-- Start Records supplied --

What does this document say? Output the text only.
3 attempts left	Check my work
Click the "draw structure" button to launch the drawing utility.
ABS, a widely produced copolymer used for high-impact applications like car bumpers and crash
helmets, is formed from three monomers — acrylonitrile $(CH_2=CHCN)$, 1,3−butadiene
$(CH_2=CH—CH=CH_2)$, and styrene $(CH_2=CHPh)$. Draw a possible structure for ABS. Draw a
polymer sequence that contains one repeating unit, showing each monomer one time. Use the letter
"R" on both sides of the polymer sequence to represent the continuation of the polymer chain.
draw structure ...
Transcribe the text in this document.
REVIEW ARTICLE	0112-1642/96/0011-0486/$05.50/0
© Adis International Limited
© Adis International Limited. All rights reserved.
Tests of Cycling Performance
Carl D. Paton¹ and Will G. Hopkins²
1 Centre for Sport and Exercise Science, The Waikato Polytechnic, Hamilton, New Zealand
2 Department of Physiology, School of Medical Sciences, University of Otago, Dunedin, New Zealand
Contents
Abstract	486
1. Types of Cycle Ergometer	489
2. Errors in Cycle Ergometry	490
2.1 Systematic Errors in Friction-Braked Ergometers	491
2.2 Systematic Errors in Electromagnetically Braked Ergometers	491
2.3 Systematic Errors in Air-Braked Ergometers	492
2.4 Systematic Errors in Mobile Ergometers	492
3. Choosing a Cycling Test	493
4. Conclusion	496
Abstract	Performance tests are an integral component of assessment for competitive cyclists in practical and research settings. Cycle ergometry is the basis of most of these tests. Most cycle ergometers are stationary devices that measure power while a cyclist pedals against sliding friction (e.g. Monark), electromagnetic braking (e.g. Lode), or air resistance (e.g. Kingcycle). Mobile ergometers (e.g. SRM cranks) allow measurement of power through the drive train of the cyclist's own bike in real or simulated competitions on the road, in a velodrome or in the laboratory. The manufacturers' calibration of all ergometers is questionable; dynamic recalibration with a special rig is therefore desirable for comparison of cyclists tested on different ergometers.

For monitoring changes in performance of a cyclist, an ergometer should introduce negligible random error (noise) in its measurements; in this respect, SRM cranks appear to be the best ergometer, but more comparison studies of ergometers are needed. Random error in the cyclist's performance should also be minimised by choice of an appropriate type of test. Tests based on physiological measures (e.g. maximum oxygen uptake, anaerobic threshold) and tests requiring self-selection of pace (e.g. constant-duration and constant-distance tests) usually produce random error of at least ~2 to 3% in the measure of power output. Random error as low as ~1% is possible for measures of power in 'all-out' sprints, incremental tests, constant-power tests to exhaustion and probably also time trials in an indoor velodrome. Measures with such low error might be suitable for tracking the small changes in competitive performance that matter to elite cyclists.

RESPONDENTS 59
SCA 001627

-- End Records supplied --

• **Exercise prompt**
Repeat the records above exactly as they appear.

• **Answer below**
What does this document say? Output the text only.
3 attempts left	Check my work
Click the "draw structure" button to launch the drawing utility.
ABS, a widely produced copolymer used for high-impact applications like car bumpers and crash
helmets, is formed from three monomers — acrylonitrile $(CH_2=CHCN)$, 1,3−butadiene
$(CH_2=CH—CH=CH_2)$, and styrene $(CH_2=CHPh)$. Draw a possible structure for ABS. Draw a
polymer sequence that contains one repeating unit, showing each monomer one time. Use the letter
"R" on both sides of the polymer sequence to represent the continuation of the polymer chain.
draw structure ...
Transcribe the text in this document.
REVIEW ARTICLE	0112-1642/96/0011-0486/$05.50/0
© Adis International Limited
© Adis International Limited. All rights reserved.
Tests of Cycling Performance
Carl D. Paton¹ and Will G. Hopkins²
1 Centre for Sport and Exercise Science, The Waikato Polytechnic, Hamilton, New Zealand
2 Department of Physiology, School of Medical Sciences, University of Otago, Dunedin, New Zealand
Contents
Abstract	486
1. Types of Cycle Ergometer	489
2. Errors in Cycle Ergometry	490
2.1 Systematic Errors in Friction-Braked Ergometers	491
2.2 Systematic Errors in Electromagnetically Braked Ergometers	491
2.3 Systematic Errors in Air-Braked Ergometers	492
2.4 Systematic Errors in Mobile Ergometers	492
3. Choosing a Cycling Test	493
4. Conclusion	496
Abstract	Performance tests are an integral component of assessment for competitive cyclists in practical and research settings. Cycle ergometry is the basis of most of these tests. Most cycle ergometers are stationary devices that measure power while a cyclist pedals against sliding friction (e.g. Monark), electromagnetic braking (e.g. Lode), or air resistance (e.g. Kingcycle). Mobile ergometers (e.g. SRM cranks) allow measurement of power through the drive train of the cyclist's own bike in real or simulated competitions on the road, in a velodrome or in the laboratory. The manufacturers' calibration of all ergometers is questionable; dynamic recalibration with a special rig is therefore desirable for comparison of cyclists tested on different ergometers.

For monitoring changes in performance of a cyclist, an ergometer should introduce negligible random error (noise) in its measurements; in this respect, SRM cranks appear to be the best ergometer, but more comparison studies of ergometers are needed. Random error in the cyclist's performance should also be minimised by choice of an appropriate type of test. Tests based on physiological measures (e.g. maximum oxygen uptake, anaerobic threshold) and tests requiring self-selection of pace (e.g. constant-duration and constant-distance tests) usually produce random error of at least ~2 to 3% in the measure of power output. Random error as low as ~1% is possible for measures of power in 'all-out' sprints, incremental tests, constant-power tests to exhaustion and probably also time trials in an indoor velodrome. Measures with such low error might be suitable for tracking the small changes in competitive performance that matter to elite cyclists.

RESPONDENTS 59
SCA 001627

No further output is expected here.